**AVAILABLE RECORDS:**
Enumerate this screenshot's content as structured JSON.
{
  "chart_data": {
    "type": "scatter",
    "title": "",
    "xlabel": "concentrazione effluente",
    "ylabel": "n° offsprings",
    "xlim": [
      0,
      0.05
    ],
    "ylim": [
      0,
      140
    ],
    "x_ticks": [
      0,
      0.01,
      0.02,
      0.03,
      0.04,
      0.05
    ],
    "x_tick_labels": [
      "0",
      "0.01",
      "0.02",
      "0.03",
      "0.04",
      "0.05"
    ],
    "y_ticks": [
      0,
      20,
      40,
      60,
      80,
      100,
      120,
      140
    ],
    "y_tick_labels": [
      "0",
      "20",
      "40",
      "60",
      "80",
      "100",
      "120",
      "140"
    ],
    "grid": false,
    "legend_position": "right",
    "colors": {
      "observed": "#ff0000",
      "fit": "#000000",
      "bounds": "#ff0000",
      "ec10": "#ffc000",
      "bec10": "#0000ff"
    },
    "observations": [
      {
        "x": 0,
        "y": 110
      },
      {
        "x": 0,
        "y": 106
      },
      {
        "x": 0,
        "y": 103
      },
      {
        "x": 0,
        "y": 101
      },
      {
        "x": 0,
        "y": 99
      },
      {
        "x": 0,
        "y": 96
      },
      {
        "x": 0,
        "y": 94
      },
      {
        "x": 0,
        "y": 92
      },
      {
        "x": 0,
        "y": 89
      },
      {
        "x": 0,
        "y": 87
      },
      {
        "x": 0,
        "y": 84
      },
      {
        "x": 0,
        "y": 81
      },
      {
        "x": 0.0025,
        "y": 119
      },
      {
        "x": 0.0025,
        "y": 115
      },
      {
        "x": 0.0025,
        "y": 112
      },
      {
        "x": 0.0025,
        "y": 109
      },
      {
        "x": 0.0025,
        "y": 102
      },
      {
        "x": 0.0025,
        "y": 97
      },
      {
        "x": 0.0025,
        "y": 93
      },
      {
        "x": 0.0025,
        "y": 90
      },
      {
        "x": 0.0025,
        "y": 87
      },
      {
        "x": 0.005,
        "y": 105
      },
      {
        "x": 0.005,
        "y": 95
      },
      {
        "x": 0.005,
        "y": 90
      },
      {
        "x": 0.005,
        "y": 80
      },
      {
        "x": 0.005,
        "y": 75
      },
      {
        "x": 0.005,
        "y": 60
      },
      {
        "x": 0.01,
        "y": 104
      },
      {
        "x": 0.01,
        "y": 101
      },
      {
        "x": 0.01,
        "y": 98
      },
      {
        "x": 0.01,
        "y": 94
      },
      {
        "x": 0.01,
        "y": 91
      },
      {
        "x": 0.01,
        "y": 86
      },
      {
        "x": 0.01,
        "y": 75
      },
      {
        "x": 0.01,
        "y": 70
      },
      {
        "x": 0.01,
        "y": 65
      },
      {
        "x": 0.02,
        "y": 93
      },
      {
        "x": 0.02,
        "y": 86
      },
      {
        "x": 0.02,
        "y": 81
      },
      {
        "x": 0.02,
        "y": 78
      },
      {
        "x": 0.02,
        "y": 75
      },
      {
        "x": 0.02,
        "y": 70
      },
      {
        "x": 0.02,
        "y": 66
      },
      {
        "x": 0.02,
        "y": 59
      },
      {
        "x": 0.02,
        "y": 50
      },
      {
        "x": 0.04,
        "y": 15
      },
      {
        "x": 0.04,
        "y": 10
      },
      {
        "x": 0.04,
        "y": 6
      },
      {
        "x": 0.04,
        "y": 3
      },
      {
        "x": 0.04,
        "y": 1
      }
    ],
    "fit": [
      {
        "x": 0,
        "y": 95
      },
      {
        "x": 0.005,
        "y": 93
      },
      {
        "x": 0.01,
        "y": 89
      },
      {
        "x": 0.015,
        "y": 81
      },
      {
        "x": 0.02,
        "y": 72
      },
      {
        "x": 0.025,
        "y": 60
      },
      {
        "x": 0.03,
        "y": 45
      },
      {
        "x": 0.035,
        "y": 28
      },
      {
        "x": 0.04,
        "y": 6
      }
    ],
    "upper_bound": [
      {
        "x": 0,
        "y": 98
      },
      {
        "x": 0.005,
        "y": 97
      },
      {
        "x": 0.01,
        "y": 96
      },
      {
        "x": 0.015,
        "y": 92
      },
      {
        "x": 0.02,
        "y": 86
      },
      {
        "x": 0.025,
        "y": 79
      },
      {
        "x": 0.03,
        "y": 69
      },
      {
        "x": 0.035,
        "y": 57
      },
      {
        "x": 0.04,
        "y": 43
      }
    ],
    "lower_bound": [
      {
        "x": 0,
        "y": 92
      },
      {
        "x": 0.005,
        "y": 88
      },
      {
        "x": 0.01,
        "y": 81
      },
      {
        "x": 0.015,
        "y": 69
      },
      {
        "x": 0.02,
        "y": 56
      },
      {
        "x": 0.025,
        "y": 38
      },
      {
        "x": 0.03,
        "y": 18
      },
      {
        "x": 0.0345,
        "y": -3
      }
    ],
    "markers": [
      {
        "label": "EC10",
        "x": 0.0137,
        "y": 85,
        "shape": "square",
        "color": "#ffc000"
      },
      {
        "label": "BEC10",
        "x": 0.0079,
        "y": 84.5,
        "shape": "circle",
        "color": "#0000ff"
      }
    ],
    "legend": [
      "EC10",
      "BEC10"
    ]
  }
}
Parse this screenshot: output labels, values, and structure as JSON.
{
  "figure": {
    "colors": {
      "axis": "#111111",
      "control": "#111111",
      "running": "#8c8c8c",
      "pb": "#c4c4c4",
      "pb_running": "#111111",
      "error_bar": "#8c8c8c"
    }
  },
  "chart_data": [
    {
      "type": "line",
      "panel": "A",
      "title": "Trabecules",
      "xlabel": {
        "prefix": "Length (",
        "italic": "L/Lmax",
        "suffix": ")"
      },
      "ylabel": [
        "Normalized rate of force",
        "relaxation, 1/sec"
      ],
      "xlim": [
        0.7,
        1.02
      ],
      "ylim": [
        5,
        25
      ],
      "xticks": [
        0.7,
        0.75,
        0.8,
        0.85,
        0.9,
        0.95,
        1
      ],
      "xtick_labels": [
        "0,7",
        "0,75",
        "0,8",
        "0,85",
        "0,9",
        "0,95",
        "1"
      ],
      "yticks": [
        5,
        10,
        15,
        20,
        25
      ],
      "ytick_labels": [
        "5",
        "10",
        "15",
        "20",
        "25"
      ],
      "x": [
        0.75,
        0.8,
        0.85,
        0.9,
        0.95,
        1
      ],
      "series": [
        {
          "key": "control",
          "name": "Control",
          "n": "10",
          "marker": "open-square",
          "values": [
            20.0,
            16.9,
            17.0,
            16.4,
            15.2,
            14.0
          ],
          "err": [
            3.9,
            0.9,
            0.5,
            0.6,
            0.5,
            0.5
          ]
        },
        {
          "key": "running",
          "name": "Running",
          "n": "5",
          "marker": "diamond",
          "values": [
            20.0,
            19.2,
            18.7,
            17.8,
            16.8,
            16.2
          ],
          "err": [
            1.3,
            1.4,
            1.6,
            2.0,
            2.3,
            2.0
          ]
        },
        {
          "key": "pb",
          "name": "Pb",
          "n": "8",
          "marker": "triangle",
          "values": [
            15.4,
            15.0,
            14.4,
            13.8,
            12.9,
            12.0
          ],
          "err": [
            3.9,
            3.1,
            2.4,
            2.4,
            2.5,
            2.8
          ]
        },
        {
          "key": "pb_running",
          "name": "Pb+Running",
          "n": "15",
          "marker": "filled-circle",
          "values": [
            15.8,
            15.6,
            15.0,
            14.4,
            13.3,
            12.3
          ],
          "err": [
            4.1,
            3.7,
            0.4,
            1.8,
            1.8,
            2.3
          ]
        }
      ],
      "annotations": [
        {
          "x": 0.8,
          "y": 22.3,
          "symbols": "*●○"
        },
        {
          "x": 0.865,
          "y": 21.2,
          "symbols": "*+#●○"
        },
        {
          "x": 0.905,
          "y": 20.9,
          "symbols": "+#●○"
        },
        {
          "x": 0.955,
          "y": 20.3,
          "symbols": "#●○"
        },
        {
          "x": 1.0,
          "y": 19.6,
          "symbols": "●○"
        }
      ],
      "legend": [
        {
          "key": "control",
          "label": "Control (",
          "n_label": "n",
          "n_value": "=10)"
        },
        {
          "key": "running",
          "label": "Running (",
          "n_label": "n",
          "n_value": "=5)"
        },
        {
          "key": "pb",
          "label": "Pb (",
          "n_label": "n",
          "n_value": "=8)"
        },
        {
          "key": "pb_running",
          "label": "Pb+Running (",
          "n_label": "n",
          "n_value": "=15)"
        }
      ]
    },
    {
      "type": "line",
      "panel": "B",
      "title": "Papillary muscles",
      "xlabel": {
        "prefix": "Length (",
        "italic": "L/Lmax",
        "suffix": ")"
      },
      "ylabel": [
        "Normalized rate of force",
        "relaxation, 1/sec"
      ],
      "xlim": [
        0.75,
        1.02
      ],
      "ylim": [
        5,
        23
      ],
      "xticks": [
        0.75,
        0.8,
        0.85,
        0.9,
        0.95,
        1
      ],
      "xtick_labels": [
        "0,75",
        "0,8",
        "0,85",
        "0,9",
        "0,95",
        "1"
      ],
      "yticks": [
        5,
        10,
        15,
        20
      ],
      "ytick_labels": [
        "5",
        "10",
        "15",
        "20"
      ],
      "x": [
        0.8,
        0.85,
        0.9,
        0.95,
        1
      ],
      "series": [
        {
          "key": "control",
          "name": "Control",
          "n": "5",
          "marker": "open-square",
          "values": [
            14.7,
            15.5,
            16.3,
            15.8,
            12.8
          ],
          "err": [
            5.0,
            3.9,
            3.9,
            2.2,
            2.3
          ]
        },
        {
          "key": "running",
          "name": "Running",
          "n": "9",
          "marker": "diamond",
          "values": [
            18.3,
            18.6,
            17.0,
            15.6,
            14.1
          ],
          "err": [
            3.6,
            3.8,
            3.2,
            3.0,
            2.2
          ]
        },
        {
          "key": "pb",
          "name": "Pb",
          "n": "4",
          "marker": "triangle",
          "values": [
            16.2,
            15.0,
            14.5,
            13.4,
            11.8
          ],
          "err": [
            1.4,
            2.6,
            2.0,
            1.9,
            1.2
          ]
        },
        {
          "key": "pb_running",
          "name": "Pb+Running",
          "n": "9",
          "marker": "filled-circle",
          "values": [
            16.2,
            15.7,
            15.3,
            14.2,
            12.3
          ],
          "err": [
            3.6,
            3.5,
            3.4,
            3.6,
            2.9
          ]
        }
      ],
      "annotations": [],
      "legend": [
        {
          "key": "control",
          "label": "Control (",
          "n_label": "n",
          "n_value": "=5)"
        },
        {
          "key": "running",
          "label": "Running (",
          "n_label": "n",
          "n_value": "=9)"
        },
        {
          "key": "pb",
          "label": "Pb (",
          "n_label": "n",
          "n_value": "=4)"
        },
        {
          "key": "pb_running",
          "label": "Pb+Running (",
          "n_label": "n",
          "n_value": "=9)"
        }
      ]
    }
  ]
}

**REQUIRED TASK:** From the data above, copy each line where the string "this" appears.

**TASK RESULT:**
Enumerate this screenshot's content as structured JSON.
Parse this screenshot: output labels, values, and structure as JSON.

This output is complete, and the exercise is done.